Write out the full set of records exactly. Any pictures in them do not belong in the copy.

Figure dataset records:
#####

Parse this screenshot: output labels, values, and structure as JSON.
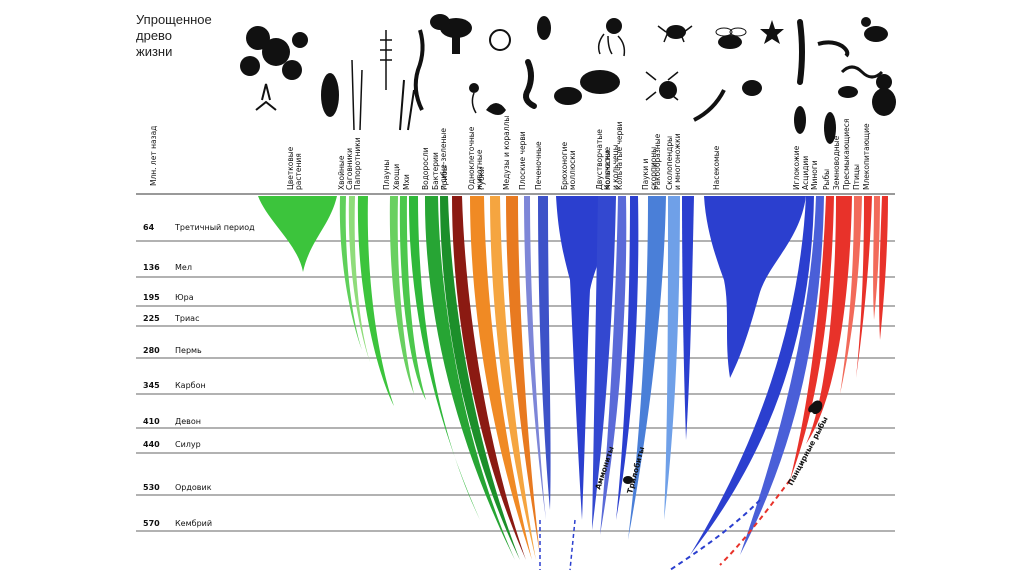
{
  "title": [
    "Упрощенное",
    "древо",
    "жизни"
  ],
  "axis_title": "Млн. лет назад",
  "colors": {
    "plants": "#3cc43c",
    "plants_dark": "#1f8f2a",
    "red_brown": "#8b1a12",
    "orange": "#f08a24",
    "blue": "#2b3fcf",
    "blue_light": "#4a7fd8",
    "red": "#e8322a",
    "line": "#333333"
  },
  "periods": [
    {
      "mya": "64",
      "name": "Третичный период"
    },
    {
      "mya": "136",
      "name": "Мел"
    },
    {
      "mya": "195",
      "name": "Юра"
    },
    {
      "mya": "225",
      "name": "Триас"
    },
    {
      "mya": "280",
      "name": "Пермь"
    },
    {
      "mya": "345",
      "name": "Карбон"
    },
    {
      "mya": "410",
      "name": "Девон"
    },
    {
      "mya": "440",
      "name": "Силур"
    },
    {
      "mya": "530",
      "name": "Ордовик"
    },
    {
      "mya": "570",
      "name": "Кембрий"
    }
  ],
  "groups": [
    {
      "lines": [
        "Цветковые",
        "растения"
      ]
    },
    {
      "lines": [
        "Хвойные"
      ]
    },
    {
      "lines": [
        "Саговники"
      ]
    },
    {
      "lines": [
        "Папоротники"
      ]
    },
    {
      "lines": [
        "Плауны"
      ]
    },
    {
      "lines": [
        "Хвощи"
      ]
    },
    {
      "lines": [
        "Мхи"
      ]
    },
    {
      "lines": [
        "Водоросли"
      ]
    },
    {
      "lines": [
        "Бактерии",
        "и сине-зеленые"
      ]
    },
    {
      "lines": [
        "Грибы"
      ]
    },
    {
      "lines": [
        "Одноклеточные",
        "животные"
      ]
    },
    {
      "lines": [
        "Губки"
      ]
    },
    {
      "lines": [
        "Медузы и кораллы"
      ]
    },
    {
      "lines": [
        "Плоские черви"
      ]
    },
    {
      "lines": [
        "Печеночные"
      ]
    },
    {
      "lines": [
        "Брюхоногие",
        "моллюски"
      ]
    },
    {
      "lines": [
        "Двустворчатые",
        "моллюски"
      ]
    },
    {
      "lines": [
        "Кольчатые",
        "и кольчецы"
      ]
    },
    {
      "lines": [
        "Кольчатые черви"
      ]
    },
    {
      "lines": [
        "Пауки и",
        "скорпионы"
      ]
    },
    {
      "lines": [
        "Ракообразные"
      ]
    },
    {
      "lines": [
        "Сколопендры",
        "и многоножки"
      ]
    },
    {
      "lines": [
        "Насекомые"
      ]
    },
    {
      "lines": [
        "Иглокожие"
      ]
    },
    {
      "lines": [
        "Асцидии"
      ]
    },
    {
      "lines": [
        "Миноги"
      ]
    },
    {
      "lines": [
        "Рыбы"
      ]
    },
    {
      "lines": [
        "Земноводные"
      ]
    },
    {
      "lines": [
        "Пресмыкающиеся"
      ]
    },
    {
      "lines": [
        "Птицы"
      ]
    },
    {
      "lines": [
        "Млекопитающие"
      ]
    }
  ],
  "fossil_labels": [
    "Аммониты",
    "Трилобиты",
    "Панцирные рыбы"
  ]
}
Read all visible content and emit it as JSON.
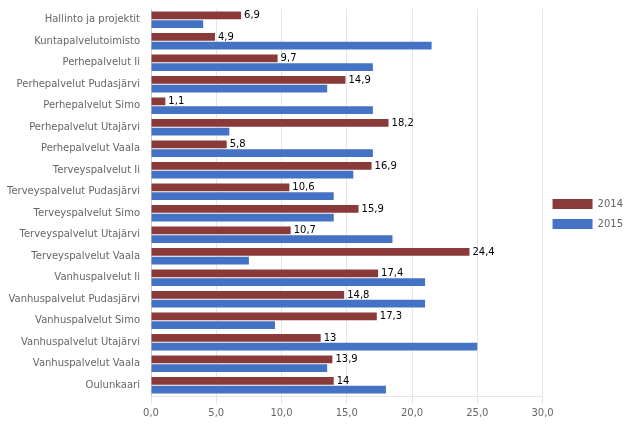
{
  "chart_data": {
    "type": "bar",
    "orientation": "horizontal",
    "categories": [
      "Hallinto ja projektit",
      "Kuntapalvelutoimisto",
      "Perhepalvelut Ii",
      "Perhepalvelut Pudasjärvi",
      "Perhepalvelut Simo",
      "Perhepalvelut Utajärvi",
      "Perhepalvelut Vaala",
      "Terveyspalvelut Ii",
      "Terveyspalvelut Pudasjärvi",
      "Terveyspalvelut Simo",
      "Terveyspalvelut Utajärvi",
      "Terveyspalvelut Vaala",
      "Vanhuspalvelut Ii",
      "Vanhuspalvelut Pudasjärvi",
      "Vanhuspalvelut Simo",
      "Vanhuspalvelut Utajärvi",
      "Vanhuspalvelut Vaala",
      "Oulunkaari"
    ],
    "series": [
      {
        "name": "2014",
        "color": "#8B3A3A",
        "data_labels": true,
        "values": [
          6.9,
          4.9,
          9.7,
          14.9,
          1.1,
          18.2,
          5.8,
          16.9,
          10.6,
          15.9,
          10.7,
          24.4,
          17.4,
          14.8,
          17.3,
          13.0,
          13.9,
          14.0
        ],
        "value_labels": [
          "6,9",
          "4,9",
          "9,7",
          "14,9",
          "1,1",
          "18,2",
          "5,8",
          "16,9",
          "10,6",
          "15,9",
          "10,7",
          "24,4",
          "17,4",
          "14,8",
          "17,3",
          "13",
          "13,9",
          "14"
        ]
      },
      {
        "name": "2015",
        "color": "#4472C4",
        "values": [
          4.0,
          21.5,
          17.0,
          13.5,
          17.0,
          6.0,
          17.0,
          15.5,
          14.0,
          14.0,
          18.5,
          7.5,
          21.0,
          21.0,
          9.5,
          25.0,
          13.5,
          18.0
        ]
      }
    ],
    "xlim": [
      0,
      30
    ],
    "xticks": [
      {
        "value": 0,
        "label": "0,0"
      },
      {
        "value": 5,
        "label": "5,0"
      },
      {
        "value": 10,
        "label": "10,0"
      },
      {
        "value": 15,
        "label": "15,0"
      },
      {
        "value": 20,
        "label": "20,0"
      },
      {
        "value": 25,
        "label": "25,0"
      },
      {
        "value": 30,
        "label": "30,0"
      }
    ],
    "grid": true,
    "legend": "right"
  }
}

#####

Finished exercise -
Parse this screenshot: output labels, values, and structure as JSON.
{
  "title": [
    "Упрощенное",
    "древо",
    "жизни"
  ],
  "axis_title": "Млн. лет назад",
  "colors": {
    "plants": "#3cc43c",
    "plants_dark": "#1f8f2a",
    "red_brown": "#8b1a12",
    "orange": "#f08a24",
    "blue": "#2b3fcf",
    "blue_light": "#4a7fd8",
    "red": "#e8322a",
    "line": "#333333"
  },
  "periods": [
    {
      "mya": "64",
      "name": "Третичный период"
    },
    {
      "mya": "136",
      "name": "Мел"
    },
    {
      "mya": "195",
      "name": "Юра"
    },
    {
      "mya": "225",
      "name": "Триас"
    },
    {
      "mya": "280",
      "name": "Пермь"
    },
    {
      "mya": "345",
      "name": "Карбон"
    },
    {
      "mya": "410",
      "name": "Девон"
    },
    {
      "mya": "440",
      "name": "Силур"
    },
    {
      "mya": "530",
      "name": "Ордовик"
    },
    {
      "mya": "570",
      "name": "Кембрий"
    }
  ],
  "groups": [
    {
      "lines": [
        "Цветковые",
        "растения"
      ]
    },
    {
      "lines": [
        "Хвойные"
      ]
    },
    {
      "lines": [
        "Саговники"
      ]
    },
    {
      "lines": [
        "Папоротники"
      ]
    },
    {
      "lines": [
        "Плауны"
      ]
    },
    {
      "lines": [
        "Хвощи"
      ]
    },
    {
      "lines": [
        "Мхи"
      ]
    },
    {
      "lines": [
        "Водоросли"
      ]
    },
    {
      "lines": [
        "Бактерии",
        "и сине-зеленые"
      ]
    },
    {
      "lines": [
        "Грибы"
      ]
    },
    {
      "lines": [
        "Одноклеточные",
        "животные"
      ]
    },
    {
      "lines": [
        "Губки"
      ]
    },
    {
      "lines": [
        "Медузы и кораллы"
      ]
    },
    {
      "lines": [
        "Плоские черви"
      ]
    },
    {
      "lines": [
        "Печеночные"
      ]
    },
    {
      "lines": [
        "Брюхоногие",
        "моллюски"
      ]
    },
    {
      "lines": [
        "Двустворчатые",
        "моллюски"
      ]
    },
    {
      "lines": [
        "Кольчатые",
        "и кольчецы"
      ]
    },
    {
      "lines": [
        "Кольчатые черви"
      ]
    },
    {
      "lines": [
        "Пауки и",
        "скорпионы"
      ]
    },
    {
      "lines": [
        "Ракообразные"
      ]
    },
    {
      "lines": [
        "Сколопендры",
        "и многоножки"
      ]
    },
    {
      "lines": [
        "Насекомые"
      ]
    },
    {
      "lines": [
        "Иглокожие"
      ]
    },
    {
      "lines": [
        "Асцидии"
      ]
    },
    {
      "lines": [
        "Миноги"
      ]
    },
    {
      "lines": [
        "Рыбы"
      ]
    },
    {
      "lines": [
        "Земноводные"
      ]
    },
    {
      "lines": [
        "Пресмыкающиеся"
      ]
    },
    {
      "lines": [
        "Птицы"
      ]
    },
    {
      "lines": [
        "Млекопитающие"
      ]
    }
  ],
  "fossil_labels": [
    "Аммониты",
    "Трилобиты",
    "Панцирные рыбы"
  ]
}
Read all visible content and emit it as JSON.
{
  "chart_data": {
    "type": "bar",
    "orientation": "horizontal",
    "categories": [
      "Hallinto ja projektit",
      "Kuntapalvelutoimisto",
      "Perhepalvelut Ii",
      "Perhepalvelut Pudasjärvi",
      "Perhepalvelut Simo",
      "Perhepalvelut Utajärvi",
      "Perhepalvelut Vaala",
      "Terveyspalvelut Ii",
      "Terveyspalvelut Pudasjärvi",
      "Terveyspalvelut Simo",
      "Terveyspalvelut Utajärvi",
      "Terveyspalvelut Vaala",
      "Vanhuspalvelut Ii",
      "Vanhuspalvelut Pudasjärvi",
      "Vanhuspalvelut Simo",
      "Vanhuspalvelut Utajärvi",
      "Vanhuspalvelut Vaala",
      "Oulunkaari"
    ],
    "series": [
      {
        "name": "2014",
        "color": "#8B3A3A",
        "data_labels": true,
        "values": [
          6.9,
          4.9,
          9.7,
          14.9,
          1.1,
          18.2,
          5.8,
          16.9,
          10.6,
          15.9,
          10.7,
          24.4,
          17.4,
          14.8,
          17.3,
          13.0,
          13.9,
          14.0
        ],
        "value_labels": [
          "6,9",
          "4,9",
          "9,7",
          "14,9",
          "1,1",
          "18,2",
          "5,8",
          "16,9",
          "10,6",
          "15,9",
          "10,7",
          "24,4",
          "17,4",
          "14,8",
          "17,3",
          "13",
          "13,9",
          "14"
        ]
      },
      {
        "name": "2015",
        "color": "#4472C4",
        "values": [
          4.0,
          21.5,
          17.0,
          13.5,
          17.0,
          6.0,
          17.0,
          15.5,
          14.0,
          14.0,
          18.5,
          7.5,
          21.0,
          21.0,
          9.5,
          25.0,
          13.5,
          18.0
        ]
      }
    ],
    "xlim": [
      0,
      30
    ],
    "xticks": [
      {
        "value": 0,
        "label": "0,0"
      },
      {
        "value": 5,
        "label": "5,0"
      },
      {
        "value": 10,
        "label": "10,0"
      },
      {
        "value": 15,
        "label": "15,0"
      },
      {
        "value": 20,
        "label": "20,0"
      },
      {
        "value": 25,
        "label": "25,0"
      },
      {
        "value": 30,
        "label": "30,0"
      }
    ],
    "grid": true,
    "legend": "right"
  }
}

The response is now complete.